__Stated goal__. Locate each line holding the string "методические" and copy it.

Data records
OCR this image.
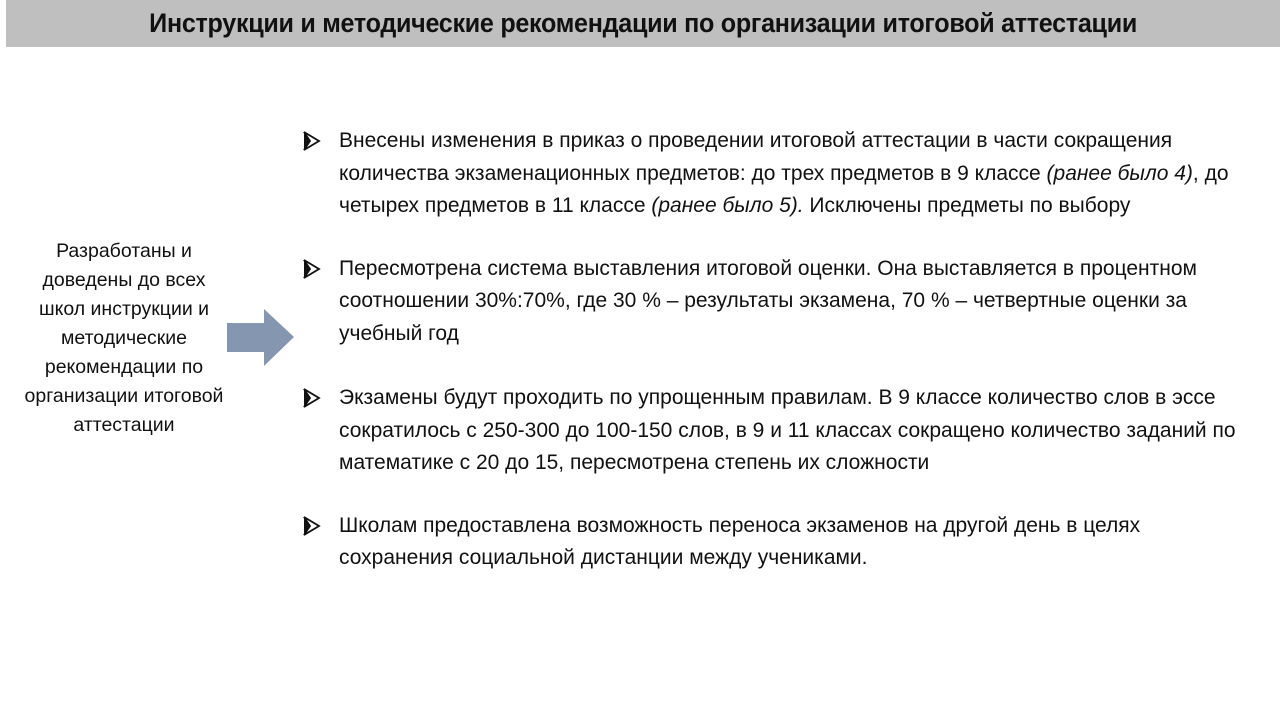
Инструкции и методические рекомендации по организации итоговой аттестации
Разработаны и доведены до всех школ инструкции и методические рекомендации по организации итоговой аттестации
Внесены изменения в приказ о проведении итоговой аттестации в части сокращения количества экзаменационных предметов: до трех предметов в 9 классе (ранее было 4), до четырех предметов в 11 классе (ранее было 5). Исключены предметы по выбору
Пересмотрена система выставления итоговой оценки. Она выставляется в процентном соотношении 30%:70%, где 30 % – результаты экзамена, 70 % – четвертные оценки за учебный год
Экзамены будут проходить по упрощенным правилам. В 9 классе количество слов в эссе сократилось с 250-300 до 100-150 слов, в 9 и 11 классах сокращено количество заданий по математике с 20 до 15, пересмотрена степень их сложности
Школам предоставлена возможность переноса экзаменов на другой день в целях сохранения социальной дистанции между учениками.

__Written reply__.
Инструкции и методические рекомендации по организации итоговой аттестации
Разработаны и доведены до всех школ инструкции и методические рекомендации по организации итоговой аттестации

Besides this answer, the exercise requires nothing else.